From the entries that follow, gather each line holding the word "Papillary".

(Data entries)
━━━━

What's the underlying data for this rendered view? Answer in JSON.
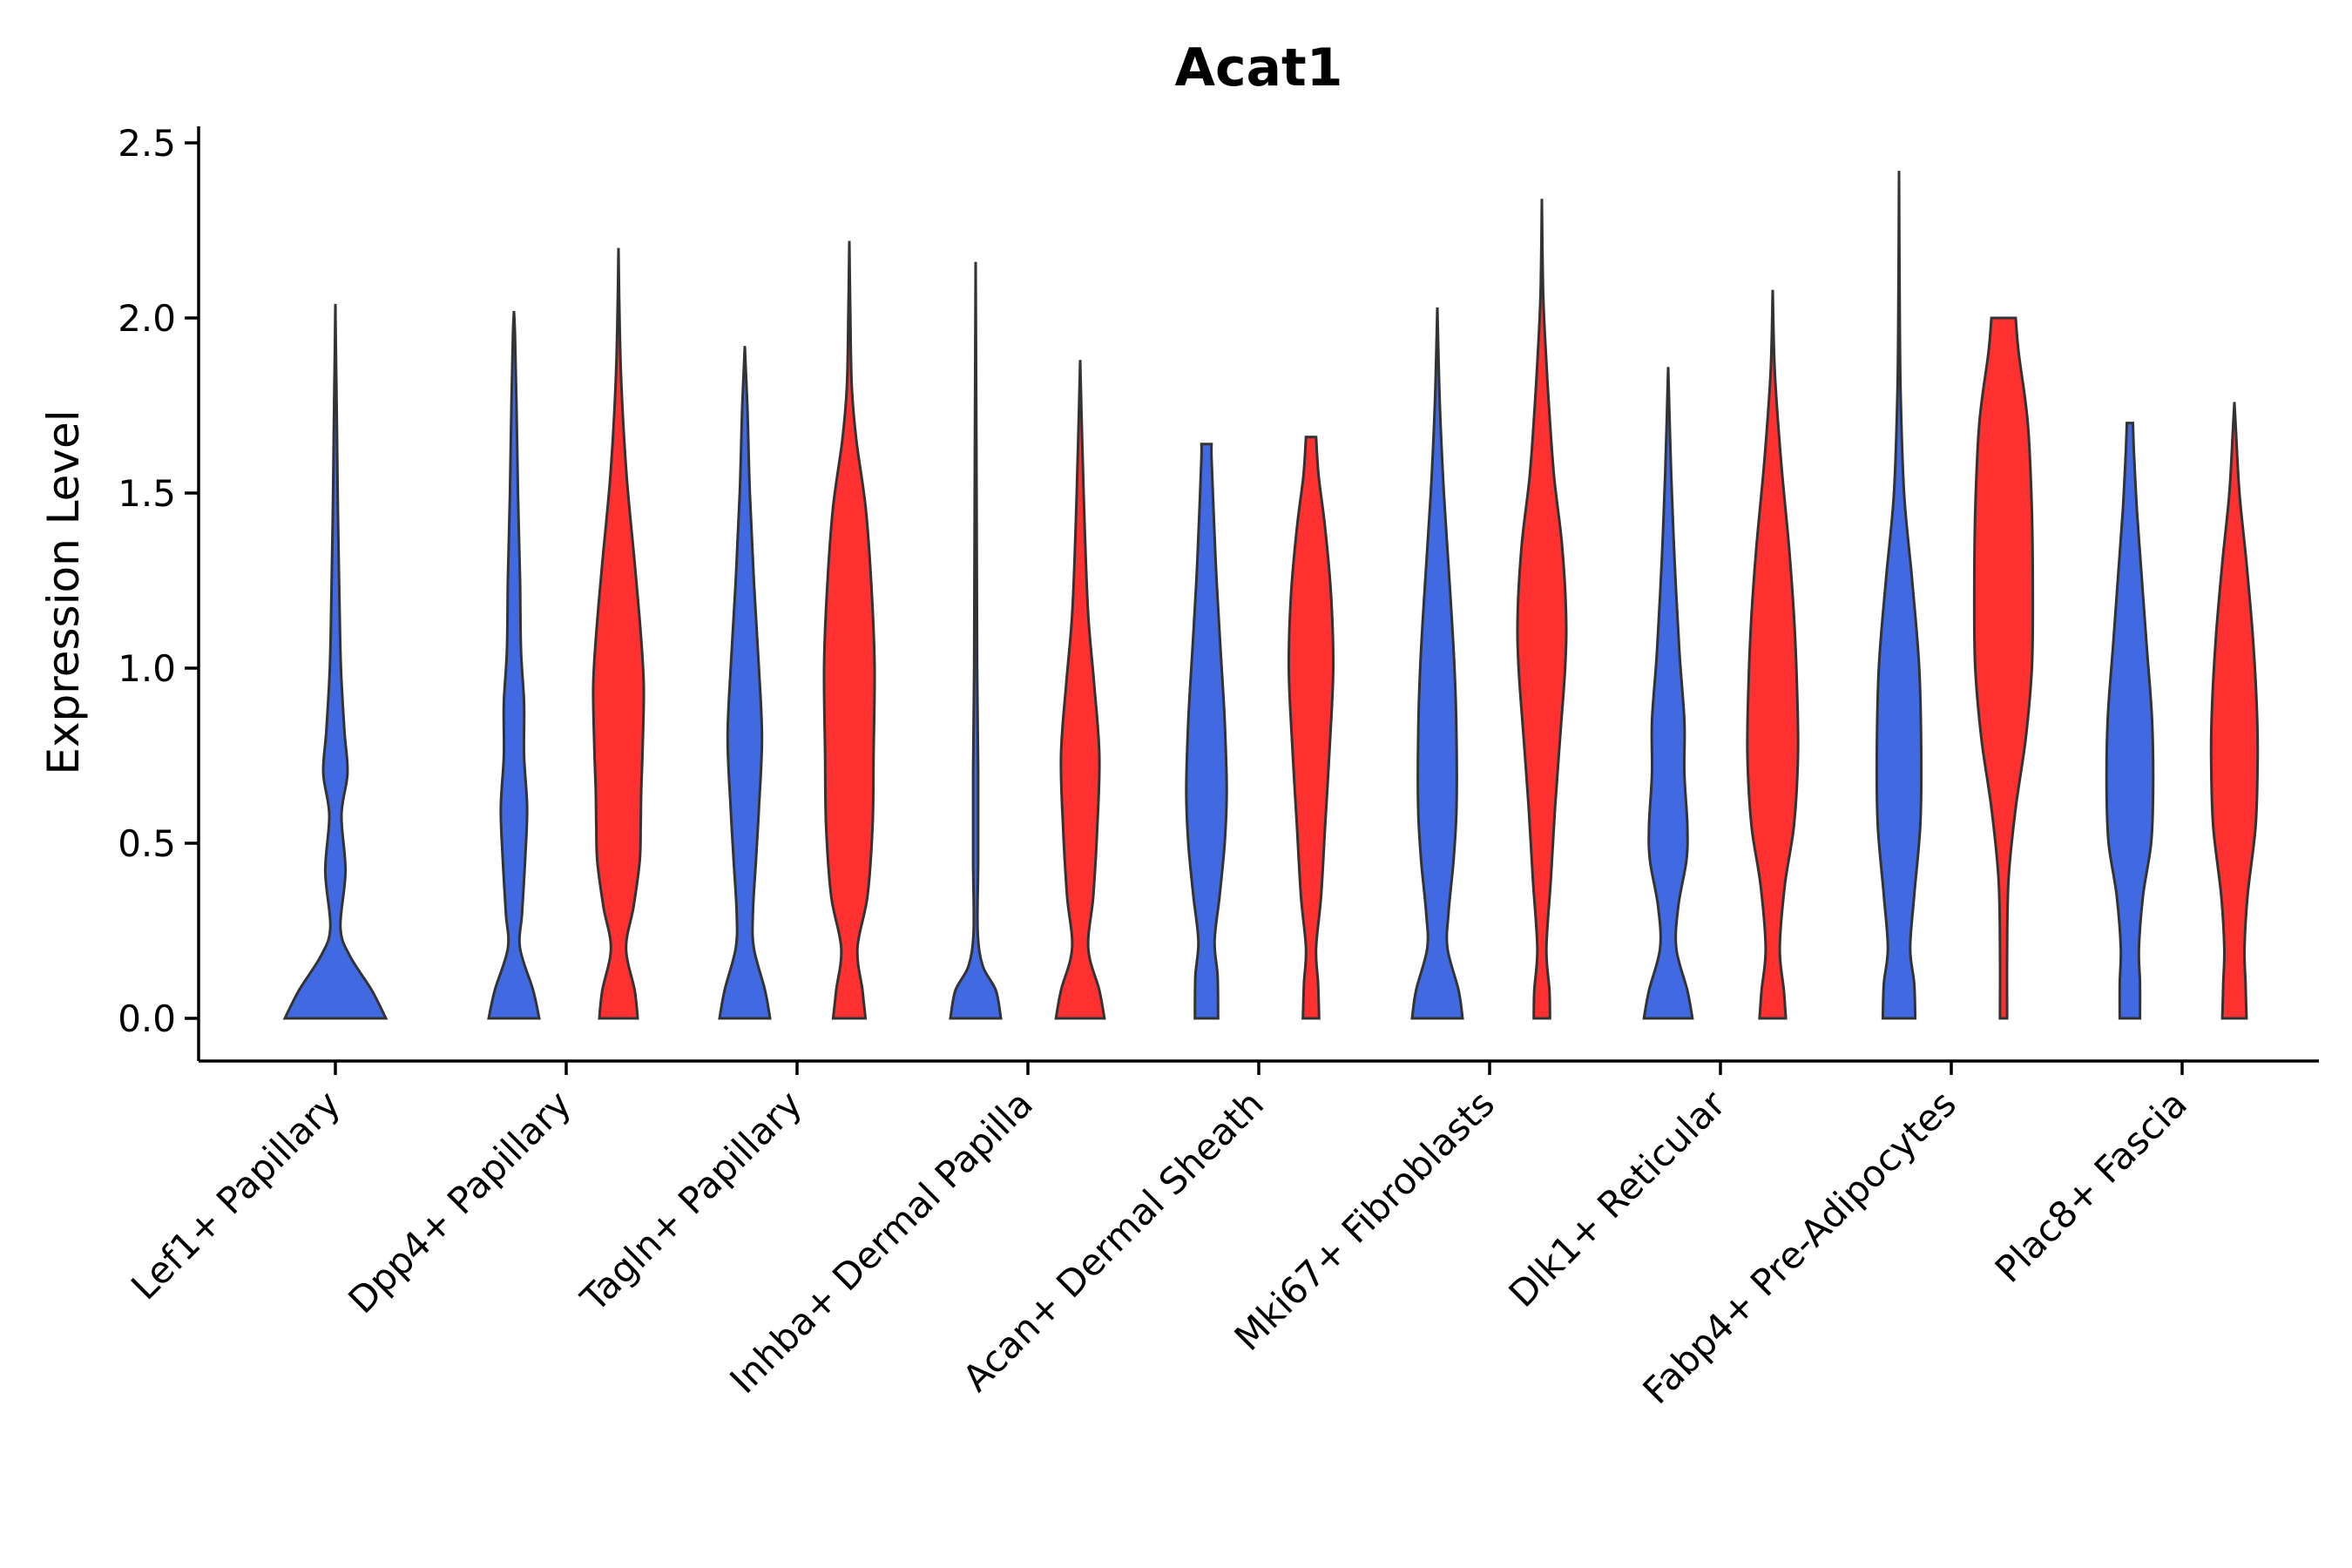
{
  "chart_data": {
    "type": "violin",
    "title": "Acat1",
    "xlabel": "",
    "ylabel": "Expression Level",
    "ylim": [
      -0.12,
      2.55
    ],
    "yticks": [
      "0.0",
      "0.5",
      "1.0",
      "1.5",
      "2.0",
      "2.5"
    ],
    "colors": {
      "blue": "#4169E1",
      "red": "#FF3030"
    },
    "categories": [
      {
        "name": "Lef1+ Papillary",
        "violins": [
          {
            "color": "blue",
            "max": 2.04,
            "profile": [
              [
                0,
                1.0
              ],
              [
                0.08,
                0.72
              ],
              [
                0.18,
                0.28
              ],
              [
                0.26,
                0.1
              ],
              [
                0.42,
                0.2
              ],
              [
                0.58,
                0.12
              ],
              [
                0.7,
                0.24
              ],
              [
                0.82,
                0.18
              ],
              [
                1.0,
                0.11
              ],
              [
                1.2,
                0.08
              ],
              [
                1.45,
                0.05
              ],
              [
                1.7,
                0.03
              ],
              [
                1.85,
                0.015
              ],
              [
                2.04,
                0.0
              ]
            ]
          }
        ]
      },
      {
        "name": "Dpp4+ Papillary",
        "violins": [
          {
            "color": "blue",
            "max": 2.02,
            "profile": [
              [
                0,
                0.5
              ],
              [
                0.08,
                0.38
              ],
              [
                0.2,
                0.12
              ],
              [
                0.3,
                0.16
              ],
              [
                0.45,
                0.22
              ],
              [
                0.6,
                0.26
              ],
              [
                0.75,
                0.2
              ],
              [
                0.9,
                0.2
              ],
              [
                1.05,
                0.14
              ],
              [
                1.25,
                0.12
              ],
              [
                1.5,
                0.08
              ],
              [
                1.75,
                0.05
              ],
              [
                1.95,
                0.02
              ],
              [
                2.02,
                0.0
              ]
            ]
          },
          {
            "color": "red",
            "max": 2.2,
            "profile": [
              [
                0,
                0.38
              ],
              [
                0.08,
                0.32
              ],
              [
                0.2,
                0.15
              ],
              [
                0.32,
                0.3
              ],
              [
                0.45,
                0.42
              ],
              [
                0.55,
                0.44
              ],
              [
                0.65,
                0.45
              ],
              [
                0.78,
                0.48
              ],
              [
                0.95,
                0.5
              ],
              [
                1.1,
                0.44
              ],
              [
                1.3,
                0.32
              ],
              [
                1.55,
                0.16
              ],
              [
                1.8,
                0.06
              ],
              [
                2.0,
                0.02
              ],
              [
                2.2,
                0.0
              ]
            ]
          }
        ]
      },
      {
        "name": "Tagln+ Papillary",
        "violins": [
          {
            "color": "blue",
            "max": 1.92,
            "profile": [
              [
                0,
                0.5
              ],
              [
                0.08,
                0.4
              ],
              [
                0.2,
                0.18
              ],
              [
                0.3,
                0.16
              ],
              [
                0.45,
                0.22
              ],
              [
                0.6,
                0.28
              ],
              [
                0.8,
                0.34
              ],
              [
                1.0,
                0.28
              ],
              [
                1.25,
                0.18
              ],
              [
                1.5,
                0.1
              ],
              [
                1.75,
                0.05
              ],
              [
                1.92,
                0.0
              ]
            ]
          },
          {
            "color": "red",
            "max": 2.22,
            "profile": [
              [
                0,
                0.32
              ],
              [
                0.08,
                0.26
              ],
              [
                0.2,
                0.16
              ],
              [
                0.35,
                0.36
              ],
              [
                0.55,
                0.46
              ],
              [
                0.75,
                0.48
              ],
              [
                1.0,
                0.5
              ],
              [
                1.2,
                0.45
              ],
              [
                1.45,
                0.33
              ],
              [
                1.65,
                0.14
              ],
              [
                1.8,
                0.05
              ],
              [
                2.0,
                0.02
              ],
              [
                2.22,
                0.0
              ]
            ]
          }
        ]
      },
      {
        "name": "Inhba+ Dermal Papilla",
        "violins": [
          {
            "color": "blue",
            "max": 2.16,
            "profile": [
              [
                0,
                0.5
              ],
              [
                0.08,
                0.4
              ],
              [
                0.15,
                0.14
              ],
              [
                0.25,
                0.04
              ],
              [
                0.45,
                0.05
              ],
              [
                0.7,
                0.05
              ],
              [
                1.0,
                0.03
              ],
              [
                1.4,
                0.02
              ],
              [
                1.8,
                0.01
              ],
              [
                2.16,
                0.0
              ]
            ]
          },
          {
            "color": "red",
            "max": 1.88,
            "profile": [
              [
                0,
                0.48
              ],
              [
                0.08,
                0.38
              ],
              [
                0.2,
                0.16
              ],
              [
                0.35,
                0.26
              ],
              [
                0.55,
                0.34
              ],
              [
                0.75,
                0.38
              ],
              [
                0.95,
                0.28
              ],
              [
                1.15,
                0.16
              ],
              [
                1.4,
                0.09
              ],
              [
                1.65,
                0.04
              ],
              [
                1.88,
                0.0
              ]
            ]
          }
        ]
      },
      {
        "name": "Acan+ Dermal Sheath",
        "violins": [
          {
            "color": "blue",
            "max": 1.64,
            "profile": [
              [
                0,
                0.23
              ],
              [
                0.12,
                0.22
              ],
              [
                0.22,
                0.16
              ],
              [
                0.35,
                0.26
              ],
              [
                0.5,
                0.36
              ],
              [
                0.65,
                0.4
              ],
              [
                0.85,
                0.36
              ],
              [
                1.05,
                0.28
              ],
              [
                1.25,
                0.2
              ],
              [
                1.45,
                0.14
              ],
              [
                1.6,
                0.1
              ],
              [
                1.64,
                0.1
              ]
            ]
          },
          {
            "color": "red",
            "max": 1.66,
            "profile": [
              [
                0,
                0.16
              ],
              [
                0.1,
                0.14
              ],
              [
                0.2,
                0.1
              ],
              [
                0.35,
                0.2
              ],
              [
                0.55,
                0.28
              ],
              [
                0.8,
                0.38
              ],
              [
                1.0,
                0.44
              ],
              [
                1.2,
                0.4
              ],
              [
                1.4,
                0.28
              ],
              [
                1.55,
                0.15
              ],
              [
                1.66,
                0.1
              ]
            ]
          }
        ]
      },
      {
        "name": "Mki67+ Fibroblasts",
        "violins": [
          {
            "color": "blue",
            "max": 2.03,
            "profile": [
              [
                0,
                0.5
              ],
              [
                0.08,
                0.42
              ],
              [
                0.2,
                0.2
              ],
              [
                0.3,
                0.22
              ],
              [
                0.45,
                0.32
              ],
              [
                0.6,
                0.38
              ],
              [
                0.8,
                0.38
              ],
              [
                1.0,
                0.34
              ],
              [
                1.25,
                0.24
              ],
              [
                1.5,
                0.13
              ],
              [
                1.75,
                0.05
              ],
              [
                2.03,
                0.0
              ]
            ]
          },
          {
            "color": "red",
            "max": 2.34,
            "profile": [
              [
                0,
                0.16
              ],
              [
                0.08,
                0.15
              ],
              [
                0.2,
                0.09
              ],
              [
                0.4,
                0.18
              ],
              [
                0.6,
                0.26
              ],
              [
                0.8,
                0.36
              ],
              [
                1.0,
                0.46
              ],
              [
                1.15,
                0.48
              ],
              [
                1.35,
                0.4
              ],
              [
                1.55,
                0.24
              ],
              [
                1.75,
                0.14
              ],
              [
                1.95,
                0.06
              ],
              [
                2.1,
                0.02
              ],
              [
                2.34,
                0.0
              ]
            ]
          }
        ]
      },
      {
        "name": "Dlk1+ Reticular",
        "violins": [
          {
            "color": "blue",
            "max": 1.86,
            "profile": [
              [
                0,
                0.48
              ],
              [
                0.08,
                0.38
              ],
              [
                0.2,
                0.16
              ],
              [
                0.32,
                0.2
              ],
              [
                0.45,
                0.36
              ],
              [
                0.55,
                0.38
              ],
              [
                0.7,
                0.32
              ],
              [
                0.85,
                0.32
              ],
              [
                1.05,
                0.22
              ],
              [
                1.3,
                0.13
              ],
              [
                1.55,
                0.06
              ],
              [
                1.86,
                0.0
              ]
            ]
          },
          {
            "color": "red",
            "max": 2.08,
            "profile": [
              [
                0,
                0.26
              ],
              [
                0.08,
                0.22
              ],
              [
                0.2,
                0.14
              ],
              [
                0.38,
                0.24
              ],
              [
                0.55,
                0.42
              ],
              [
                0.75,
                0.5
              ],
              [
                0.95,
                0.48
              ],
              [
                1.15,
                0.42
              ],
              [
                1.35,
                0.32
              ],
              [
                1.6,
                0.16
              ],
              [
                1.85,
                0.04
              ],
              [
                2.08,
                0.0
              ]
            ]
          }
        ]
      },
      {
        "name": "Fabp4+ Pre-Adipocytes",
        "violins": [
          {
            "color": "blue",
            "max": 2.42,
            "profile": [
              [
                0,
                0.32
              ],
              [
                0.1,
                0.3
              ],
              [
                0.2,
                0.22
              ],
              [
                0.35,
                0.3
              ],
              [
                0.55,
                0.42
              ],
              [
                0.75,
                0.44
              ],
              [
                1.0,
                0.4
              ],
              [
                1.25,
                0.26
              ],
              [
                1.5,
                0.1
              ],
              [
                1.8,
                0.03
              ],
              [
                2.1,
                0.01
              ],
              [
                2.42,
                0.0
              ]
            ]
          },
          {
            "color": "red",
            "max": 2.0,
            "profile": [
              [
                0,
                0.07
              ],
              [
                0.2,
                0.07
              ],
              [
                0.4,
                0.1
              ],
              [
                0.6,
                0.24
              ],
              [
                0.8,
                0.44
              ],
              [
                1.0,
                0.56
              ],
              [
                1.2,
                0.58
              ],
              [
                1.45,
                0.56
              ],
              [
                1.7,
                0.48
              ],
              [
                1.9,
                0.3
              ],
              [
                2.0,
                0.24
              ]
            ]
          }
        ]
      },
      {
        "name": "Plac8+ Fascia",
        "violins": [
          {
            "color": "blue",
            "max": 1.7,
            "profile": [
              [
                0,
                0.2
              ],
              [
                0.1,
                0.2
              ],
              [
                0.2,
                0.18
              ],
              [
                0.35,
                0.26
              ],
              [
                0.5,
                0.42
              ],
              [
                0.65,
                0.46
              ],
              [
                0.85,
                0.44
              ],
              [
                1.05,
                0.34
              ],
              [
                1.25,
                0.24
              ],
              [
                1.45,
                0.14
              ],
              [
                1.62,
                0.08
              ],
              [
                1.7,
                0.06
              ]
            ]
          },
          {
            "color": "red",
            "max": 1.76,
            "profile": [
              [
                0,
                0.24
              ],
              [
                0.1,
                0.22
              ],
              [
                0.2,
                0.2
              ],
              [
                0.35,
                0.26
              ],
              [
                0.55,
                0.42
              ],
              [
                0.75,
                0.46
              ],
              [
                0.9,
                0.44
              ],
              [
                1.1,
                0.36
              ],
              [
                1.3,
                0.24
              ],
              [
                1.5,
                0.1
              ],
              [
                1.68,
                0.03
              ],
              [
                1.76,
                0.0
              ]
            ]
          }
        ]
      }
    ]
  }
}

━━━━

OUTPUT FOR THIS EXERCISE –
        "name": "Lef1+ Papillary",
        "name": "Dpp4+ Papillary",
        "name": "Tagln+ Papillary",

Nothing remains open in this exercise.